» DIRECTIONS:
Copy each line of the listing below exactly.

» SUPPLIED MATERIAL:

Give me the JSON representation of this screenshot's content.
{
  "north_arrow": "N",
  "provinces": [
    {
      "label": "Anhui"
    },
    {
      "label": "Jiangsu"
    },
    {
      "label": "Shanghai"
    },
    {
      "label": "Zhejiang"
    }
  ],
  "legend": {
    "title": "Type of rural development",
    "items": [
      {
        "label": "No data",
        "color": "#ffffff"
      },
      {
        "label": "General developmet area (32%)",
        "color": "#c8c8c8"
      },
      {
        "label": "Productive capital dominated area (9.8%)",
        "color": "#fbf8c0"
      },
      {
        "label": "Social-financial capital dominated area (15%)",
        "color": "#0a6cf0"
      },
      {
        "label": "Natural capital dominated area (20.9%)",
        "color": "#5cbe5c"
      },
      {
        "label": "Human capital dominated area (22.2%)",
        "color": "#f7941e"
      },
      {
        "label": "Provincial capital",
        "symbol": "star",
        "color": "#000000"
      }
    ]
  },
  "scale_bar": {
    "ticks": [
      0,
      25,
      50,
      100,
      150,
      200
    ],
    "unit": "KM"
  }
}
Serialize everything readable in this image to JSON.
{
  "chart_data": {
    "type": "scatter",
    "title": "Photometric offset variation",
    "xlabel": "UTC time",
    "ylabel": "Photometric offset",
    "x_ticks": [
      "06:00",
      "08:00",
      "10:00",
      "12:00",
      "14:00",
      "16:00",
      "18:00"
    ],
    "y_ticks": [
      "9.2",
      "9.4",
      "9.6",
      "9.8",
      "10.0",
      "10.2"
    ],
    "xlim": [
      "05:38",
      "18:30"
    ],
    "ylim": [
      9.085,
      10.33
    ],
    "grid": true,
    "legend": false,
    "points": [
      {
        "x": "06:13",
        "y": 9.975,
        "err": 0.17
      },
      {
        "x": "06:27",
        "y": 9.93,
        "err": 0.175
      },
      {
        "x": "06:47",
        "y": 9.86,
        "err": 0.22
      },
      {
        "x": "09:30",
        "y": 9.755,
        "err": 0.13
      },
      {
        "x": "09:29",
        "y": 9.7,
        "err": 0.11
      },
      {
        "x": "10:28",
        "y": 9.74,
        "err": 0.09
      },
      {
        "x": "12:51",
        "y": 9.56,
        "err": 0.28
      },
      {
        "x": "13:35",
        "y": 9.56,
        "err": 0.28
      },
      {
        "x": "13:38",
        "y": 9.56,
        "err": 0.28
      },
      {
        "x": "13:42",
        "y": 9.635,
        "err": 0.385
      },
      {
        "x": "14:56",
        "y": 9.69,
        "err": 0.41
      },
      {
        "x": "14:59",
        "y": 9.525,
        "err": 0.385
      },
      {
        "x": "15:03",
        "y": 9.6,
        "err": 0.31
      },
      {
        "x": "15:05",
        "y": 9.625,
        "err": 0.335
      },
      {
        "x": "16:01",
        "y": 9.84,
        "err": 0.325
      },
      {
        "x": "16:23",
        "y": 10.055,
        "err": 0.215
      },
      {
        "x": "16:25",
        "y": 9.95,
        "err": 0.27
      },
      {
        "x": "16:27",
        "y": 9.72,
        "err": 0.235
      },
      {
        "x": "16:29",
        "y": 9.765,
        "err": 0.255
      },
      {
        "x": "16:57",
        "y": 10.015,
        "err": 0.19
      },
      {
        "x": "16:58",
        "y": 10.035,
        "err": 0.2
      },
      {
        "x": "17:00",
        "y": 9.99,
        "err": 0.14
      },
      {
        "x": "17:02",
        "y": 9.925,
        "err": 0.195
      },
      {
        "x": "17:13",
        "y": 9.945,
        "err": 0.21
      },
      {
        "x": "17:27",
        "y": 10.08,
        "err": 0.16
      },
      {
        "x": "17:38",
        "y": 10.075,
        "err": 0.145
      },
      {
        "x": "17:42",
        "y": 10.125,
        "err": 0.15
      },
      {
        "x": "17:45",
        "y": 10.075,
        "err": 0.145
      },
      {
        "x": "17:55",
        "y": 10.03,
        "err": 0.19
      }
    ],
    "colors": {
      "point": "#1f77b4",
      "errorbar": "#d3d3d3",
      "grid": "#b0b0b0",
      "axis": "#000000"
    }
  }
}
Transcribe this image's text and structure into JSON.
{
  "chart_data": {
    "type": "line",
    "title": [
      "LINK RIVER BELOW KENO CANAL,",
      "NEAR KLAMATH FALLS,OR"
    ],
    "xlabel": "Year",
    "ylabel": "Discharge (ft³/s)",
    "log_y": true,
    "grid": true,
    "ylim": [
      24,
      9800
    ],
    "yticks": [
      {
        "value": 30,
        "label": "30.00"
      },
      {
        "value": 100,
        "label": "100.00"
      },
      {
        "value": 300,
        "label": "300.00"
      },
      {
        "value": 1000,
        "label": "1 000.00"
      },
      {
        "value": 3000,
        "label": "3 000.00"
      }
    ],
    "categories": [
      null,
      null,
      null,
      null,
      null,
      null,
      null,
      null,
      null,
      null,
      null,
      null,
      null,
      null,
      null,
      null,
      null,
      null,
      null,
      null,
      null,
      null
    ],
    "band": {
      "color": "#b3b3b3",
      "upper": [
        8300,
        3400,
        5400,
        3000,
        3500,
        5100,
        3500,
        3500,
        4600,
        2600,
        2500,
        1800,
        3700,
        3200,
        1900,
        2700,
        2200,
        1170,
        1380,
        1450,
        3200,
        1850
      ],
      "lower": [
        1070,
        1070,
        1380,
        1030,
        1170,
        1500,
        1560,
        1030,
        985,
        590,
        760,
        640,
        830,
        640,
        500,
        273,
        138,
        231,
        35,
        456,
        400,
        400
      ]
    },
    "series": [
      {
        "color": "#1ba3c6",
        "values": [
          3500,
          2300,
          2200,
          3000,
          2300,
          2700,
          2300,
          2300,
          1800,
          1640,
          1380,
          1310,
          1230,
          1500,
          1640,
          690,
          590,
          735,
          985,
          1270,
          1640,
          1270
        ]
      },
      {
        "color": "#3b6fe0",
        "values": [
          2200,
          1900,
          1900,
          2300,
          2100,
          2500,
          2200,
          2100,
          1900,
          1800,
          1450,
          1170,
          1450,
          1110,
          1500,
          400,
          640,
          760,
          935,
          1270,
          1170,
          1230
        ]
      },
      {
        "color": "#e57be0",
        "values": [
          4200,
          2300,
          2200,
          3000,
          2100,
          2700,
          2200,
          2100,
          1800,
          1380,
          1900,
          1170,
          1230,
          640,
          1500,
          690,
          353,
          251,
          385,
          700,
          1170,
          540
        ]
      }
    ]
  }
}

» WRITTEN RESPONSE:
Give me the JSON representation of this screenshot's content.
{
  "north_arrow": "N",
  "provinces": [
    {
      "label": "Anhui"
    },
    {
      "label": "Jiangsu"
    },
    {
      "label": "Shanghai"
    },
    {
      "label": "Zhejiang"
    }
  ],
  "legend": {
    "title": "Type of rural development",
    "items": [
      {
        "label": "No data",
        "color": "#ffffff"
      },
      {
        "label": "General developmet area (32%)",
        "color": "#c8c8c8"
      },
      {
        "label": "Productive capital dominated area (9.8%)",
        "color": "#fbf8c0"
      },
      {
        "label": "Social-financial capital dominated area (15%)",
        "color": "#0a6cf0"
      },
      {
        "label": "Natural capital dominated area (20.9%)",
        "color": "#5cbe5c"
      },
      {
        "label": "Human capital dominated area (22.2%)",
        "color": "#f7941e"
      },
      {
        "label": "Provincial capital",
        "symbol": "star",
        "color": "#000000"
      }
    ]
  },
  "scale_bar": {
    "ticks": [
      0,
      25,
      50,
      100,
      150,
      200
    ],
    "unit": "KM"
  }
}
Serialize everything readable in this image to JSON.
{
  "chart_data": {
    "type": "scatter",
    "title": "Photometric offset variation",
    "xlabel": "UTC time",
    "ylabel": "Photometric offset",
    "x_ticks": [
      "06:00",
      "08:00",
      "10:00",
      "12:00",
      "14:00",
      "16:00",
      "18:00"
    ],
    "y_ticks": [
      "9.2",
      "9.4",
      "9.6",
      "9.8",
      "10.0",
      "10.2"
    ],
    "xlim": [
      "05:38",
      "18:30"
    ],
    "ylim": [
      9.085,
      10.33
    ],
    "grid": true,
    "legend": false,
    "points": [
      {
        "x": "06:13",
        "y": 9.975,
        "err": 0.17
      },
      {
        "x": "06:27",
        "y": 9.93,
        "err": 0.175
      },
      {
        "x": "06:47",
        "y": 9.86,
        "err": 0.22
      },
      {
        "x": "09:30",
        "y": 9.755,
        "err": 0.13
      },
      {
        "x": "09:29",
        "y": 9.7,
        "err": 0.11
      },
      {
        "x": "10:28",
        "y": 9.74,
        "err": 0.09
      },
      {
        "x": "12:51",
        "y": 9.56,
        "err": 0.28
      },
      {
        "x": "13:35",
        "y": 9.56,
        "err": 0.28
      },
      {
        "x": "13:38",
        "y": 9.56,
        "err": 0.28
      },
      {
        "x": "13:42",
        "y": 9.635,
        "err": 0.385
      },
      {
        "x": "14:56",
        "y": 9.69,
        "err": 0.41
      },
      {
        "x": "14:59",
        "y": 9.525,
        "err": 0.385
      },
      {
        "x": "15:03",
        "y": 9.6,
        "err": 0.31
      },
      {
        "x": "15:05",
        "y": 9.625,
        "err": 0.335
      },
      {
        "x": "16:01",
        "y": 9.84,
        "err": 0.325
      },
      {
        "x": "16:23",
        "y": 10.055,
        "err": 0.215
      },
      {
        "x": "16:25",
        "y": 9.95,
        "err": 0.27
      },
      {
        "x": "16:27",
        "y": 9.72,
        "err": 0.235
      },
      {
        "x": "16:29",
        "y": 9.765,
        "err": 0.255
      },
      {
        "x": "16:57",
        "y": 10.015,
        "err": 0.19
      },
      {
        "x": "16:58",
        "y": 10.035,
        "err": 0.2
      },
      {
        "x": "17:00",
        "y": 9.99,
        "err": 0.14
      },
      {
        "x": "17:02",
        "y": 9.925,
        "err": 0.195
      },
      {
        "x": "17:13",
        "y": 9.945,
        "err": 0.21
      },
      {
        "x": "17:27",
        "y": 10.08,
        "err": 0.16
      },
      {
        "x": "17:38",
        "y": 10.075,
        "err": 0.145
      },
      {
        "x": "17:42",
        "y": 10.125,
        "err": 0.15
      },
      {
        "x": "17:45",
        "y": 10.075,
        "err": 0.145
      },
      {
        "x": "17:55",
        "y": 10.03,
        "err": 0.19
      }
    ],
    "colors": {
      "point": "#1f77b4",
      "errorbar": "#d3d3d3",
      "grid": "#b0b0b0",
      "axis": "#000000"
    }
  }
}
Transcribe this image's text and structure into JSON.
{
  "chart_data": {
    "type": "line",
    "title": [
      "LINK RIVER BELOW KENO CANAL,",
      "NEAR KLAMATH FALLS,OR"
    ],
    "xlabel": "Year",
    "ylabel": "Discharge (ft³/s)",
    "log_y": true,
    "grid": true,
    "ylim": [
      24,
      9800
    ],
    "yticks": [
      {
        "value": 30,
        "label": "30.00"
      },
      {
        "value": 100,
        "label": "100.00"
      },
      {
        "value": 300,
        "label": "300.00"
      },
      {
        "value": 1000,
        "label": "1 000.00"
      },
      {
        "value": 3000,
        "label": "3 000.00"
      }
    ],
    "categories": [
      null,
      null,
      null,
      null,
      null,
      null,
      null,
      null,
      null,
      null,
      null,
      null,
      null,
      null,
      null,
      null,
      null,
      null,
      null,
      null,
      null,
      null
    ],
    "band": {
      "color": "#b3b3b3",
      "upper": [
        8300,
        3400,
        5400,
        3000,
        3500,
        5100,
        3500,
        3500,
        4600,
        2600,
        2500,
        1800,
        3700,
        3200,
        1900,
        2700,
        2200,
        1170,
        1380,
        1450,
        3200,
        1850
      ],
      "lower": [
        1070,
        1070,
        1380,
        1030,
        1170,
        1500,
        1560,
        1030,
        985,
        590,
        760,
        640,
        830,
        640,
        500,
        273,
        138,
        231,
        35,
        456,
        400,
        400
      ]
    },
    "series": [
      {
        "color": "#1ba3c6",
        "values": [
          3500,
          2300,
          2200,
          3000,
          2300,
          2700,
          2300,
          2300,
          1800,
          1640,
          1380,
          1310,
          1230,
          1500,
          1640,
          690,
          590,
          735,
          985,
          1270,
          1640,
          1270
        ]
      },
      {
        "color": "#3b6fe0",
        "values": [
          2200,
          1900,
          1900,
          2300,
          2100,
          2500,
          2200,
          2100,
          1900,
          1800,
          1450,
          1170,
          1450,
          1110,
          1500,
          400,
          640,
          760,
          935,
          1270,
          1170,
          1230
        ]
      },
      {
        "color": "#e57be0",
        "values": [
          4200,
          2300,
          2200,
          3000,
          2100,
          2700,
          2200,
          2100,
          1800,
          1380,
          1900,
          1170,
          1230,
          640,
          1500,
          690,
          353,
          251,
          385,
          700,
          1170,
          540
        ]
      }
    ]
  }
}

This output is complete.